● **THE EXERCISE**:
Can you convert the lines below into a numbered list and leave out any blank lines?

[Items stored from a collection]
──────────────────────────────

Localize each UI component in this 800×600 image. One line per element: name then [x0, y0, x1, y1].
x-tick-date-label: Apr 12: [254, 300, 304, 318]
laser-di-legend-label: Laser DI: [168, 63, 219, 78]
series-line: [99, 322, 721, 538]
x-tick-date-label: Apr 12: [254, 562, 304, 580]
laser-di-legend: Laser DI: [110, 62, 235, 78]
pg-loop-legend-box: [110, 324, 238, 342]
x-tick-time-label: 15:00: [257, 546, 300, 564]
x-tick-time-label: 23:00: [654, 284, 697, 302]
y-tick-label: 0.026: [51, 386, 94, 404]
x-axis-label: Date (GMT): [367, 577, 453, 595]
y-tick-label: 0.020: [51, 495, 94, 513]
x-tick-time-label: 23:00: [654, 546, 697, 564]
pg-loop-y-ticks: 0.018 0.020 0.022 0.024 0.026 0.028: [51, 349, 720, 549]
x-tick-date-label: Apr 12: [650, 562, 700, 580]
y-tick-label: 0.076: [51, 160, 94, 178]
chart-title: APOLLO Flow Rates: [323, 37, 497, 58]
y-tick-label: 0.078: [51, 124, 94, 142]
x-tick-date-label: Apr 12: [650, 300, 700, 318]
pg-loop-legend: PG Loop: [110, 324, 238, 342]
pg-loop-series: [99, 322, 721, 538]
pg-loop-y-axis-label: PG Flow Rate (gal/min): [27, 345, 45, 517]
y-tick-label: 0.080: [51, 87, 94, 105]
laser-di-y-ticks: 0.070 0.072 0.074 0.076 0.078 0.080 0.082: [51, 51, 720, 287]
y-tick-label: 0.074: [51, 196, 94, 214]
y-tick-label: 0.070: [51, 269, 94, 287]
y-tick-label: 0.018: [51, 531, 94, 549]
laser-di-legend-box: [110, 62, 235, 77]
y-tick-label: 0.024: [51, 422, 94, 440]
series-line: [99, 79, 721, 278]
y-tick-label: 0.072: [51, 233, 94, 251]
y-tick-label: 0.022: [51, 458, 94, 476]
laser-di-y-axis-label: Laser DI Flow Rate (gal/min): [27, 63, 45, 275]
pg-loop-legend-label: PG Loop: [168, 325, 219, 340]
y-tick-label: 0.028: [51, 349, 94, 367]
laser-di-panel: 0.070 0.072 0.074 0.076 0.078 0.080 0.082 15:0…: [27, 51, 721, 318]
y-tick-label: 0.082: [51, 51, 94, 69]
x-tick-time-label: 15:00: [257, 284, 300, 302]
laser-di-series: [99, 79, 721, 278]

──────────────────────────────

● **OUTPUT**:
1. Localize each UI component in this 800×600 image. One line per element: name then [x0, y0, x1, y1].
2. x-tick-date-label: Apr 12: [254, 300, 304, 318]
3. laser-di-legend-label: Laser DI: [168, 63, 219, 78]
4. series-line: [99, 322, 721, 538]
5. x-tick-date-label: Apr 12: [254, 562, 304, 580]
6. laser-di-legend: Laser DI: [110, 62, 235, 78]
7. pg-loop-legend-box: [110, 324, 238, 342]
8. x-tick-time-label: 15:00: [257, 546, 300, 564]
9. x-tick-time-label: 23:00: [654, 284, 697, 302]
10. y-tick-label: 0.026: [51, 386, 94, 404]
11. x-axis-label: Date (GMT): [367, 577, 453, 595]
12. y-tick-label: 0.020: [51, 495, 94, 513]
13. x-tick-time-label: 23:00: [654, 546, 697, 564]
14. pg-loop-y-ticks: 0.018 0.020 0.022 0.024 0.026 0.028: [51, 349, 720, 549]
15. x-tick-date-label: Apr 12: [650, 562, 700, 580]
16. y-tick-label: 0.076: [51, 160, 94, 178]
17. chart-title: APOLLO Flow Rates: [323, 37, 497, 58]
18. y-tick-label: 0.078: [51, 124, 94, 142]
19. x-tick-date-label: Apr 12: [650, 300, 700, 318]
20. pg-loop-legend: PG Loop: [110, 324, 238, 342]
21. pg-loop-series: [99, 322, 721, 538]
22. pg-loop-y-axis-label: PG Flow Rate (gal/min): [27, 345, 45, 517]
23. y-tick-label: 0.080: [51, 87, 94, 105]
24. laser-di-y-ticks: 0.070 0.072 0.074 0.076 0.078 0.080 0.082: [51, 51, 720, 287]
25. y-tick-label: 0.074: [51, 196, 94, 214]
26. y-tick-label: 0.070: [51, 269, 94, 287]
27. y-tick-label: 0.018: [51, 531, 94, 549]
28. laser-di-legend-box: [110, 62, 235, 77]
29. y-tick-label: 0.024: [51, 422, 94, 440]
30. series-line: [99, 79, 721, 278]
31. y-tick-label: 0.072: [51, 233, 94, 251]
32. y-tick-label: 0.022: [51, 458, 94, 476]
33. laser-di-y-axis-label: Laser DI Flow Rate (gal/min): [27, 63, 45, 275]
34. pg-loop-legend-label: PG Loop: [168, 325, 219, 340]
35. y-tick-label: 0.028: [51, 349, 94, 367]
36. laser-di-panel: 0.070 0.072 0.074 0.076 0.078 0.080 0.082 15:0…: [27, 51, 721, 318]
37. y-tick-label: 0.082: [51, 51, 94, 69]
38. x-tick-time-label: 15:00: [257, 284, 300, 302]
39. laser-di-series: [99, 79, 721, 278]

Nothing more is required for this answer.